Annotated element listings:
━━━━━━━━━━━━━━━━━━━━
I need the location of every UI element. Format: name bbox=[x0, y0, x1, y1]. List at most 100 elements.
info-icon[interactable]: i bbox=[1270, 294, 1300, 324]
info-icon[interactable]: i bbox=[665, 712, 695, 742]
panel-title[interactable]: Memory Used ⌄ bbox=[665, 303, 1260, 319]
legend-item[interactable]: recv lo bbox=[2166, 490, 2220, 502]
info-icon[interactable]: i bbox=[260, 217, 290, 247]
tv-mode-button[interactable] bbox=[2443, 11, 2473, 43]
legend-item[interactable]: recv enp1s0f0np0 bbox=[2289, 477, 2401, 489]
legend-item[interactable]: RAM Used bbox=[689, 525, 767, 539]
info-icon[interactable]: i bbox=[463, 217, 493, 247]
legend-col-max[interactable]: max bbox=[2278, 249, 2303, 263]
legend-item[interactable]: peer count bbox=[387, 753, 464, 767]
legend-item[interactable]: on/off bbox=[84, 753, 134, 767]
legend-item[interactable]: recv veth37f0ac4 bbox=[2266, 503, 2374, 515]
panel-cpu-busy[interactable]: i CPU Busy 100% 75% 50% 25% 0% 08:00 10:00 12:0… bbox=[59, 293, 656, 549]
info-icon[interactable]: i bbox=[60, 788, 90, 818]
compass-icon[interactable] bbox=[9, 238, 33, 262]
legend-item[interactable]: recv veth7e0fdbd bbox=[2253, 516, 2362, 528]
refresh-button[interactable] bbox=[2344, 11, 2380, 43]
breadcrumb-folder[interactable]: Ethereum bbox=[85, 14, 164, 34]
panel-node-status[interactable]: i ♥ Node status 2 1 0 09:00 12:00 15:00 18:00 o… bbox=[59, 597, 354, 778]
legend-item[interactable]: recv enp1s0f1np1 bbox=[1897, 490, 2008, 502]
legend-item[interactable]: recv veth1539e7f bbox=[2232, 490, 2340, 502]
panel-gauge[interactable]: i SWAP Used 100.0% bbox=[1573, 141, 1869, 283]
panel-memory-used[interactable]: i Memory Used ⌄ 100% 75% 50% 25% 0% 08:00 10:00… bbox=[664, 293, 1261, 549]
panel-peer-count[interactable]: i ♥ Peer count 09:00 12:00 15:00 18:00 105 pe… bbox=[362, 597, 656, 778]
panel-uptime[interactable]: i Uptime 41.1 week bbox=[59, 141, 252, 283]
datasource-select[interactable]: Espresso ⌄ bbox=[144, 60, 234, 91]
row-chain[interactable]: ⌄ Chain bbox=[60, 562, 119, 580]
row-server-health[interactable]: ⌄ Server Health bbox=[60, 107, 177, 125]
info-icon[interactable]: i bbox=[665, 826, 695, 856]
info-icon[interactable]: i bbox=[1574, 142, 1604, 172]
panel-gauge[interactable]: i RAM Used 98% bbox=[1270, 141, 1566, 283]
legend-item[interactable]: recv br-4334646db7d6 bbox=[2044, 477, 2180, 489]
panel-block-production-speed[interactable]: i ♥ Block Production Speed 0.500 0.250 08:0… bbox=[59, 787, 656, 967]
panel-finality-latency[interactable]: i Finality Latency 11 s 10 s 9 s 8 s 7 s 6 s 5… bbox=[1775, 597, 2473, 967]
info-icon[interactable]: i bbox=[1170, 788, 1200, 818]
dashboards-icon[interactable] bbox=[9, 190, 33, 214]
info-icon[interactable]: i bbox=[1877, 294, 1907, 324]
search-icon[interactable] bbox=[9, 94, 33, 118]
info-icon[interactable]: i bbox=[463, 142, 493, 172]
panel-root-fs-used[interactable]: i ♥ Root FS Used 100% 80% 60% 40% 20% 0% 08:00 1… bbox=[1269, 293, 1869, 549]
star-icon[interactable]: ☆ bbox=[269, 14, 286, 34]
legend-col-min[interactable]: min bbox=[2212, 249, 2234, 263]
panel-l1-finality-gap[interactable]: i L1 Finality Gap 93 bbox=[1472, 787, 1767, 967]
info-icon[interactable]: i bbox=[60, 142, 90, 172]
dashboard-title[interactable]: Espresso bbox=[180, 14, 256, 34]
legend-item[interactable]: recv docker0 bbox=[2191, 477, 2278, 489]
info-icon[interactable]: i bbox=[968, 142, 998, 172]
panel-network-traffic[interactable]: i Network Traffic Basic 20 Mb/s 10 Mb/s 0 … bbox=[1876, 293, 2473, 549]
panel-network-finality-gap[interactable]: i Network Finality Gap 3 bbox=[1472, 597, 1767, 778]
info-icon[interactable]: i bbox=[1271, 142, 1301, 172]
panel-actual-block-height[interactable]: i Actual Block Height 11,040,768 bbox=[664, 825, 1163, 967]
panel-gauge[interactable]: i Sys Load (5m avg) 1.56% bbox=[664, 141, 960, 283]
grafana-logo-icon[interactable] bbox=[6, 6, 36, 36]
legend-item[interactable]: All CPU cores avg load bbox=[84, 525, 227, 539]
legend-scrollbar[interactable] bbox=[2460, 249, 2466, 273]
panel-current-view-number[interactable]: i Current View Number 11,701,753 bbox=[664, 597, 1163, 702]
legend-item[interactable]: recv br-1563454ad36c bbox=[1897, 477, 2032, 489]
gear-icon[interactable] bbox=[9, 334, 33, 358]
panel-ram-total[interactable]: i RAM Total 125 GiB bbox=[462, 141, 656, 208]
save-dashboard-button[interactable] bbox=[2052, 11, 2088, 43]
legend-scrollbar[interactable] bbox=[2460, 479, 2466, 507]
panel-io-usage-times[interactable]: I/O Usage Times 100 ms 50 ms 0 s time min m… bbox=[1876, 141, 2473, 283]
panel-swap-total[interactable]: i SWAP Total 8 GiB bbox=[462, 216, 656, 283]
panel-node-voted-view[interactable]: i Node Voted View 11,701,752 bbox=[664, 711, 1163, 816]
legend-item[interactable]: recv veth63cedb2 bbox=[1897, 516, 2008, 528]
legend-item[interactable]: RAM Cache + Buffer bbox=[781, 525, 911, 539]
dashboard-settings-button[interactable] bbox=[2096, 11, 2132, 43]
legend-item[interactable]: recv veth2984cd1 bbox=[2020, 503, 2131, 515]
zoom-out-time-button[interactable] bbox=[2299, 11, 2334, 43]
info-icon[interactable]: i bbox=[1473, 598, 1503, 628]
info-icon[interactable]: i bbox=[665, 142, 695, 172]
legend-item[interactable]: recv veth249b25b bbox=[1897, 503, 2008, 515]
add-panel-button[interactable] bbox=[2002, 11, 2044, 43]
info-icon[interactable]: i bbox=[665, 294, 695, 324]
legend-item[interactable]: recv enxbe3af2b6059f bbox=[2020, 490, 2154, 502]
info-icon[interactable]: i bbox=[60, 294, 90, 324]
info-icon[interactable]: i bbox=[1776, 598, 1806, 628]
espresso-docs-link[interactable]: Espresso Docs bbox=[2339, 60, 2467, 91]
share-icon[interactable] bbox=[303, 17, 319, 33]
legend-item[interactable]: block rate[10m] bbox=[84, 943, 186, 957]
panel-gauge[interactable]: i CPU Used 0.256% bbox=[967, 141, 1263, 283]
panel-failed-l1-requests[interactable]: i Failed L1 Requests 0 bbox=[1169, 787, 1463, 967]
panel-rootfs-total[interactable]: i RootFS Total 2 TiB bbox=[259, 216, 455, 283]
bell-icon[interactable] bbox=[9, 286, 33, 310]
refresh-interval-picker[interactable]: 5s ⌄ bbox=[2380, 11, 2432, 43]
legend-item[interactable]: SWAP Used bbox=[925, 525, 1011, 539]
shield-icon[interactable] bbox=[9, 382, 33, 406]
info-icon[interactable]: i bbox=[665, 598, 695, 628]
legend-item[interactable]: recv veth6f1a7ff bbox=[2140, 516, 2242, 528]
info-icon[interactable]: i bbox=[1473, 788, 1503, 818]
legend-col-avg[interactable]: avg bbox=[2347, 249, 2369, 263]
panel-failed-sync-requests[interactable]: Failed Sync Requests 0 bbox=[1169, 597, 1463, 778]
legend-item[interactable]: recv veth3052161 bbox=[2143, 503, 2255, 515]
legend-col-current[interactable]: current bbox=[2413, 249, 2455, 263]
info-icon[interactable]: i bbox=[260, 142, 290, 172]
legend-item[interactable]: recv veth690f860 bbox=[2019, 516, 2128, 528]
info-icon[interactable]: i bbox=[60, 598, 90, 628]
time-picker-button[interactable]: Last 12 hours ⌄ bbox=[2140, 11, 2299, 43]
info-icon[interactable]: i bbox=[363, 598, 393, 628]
━━━━━━━━━━━━━━━━━━━━
• **GOAL**:
Recast the material from its start through the line containing "panel-title[interactable]: Memory Used" as a numbered list, dropping any blank lines.

• **ANSWER TO THE TASK**:
1. I need the location of every UI element. Format: name bbox=[x0, y0, x1, y1]. List at most 100 elements.
2. info-icon[interactable]: i bbox=[1270, 294, 1300, 324]
3. info-icon[interactable]: i bbox=[665, 712, 695, 742]
4. panel-title[interactable]: Memory Used ⌄ bbox=[665, 303, 1260, 319]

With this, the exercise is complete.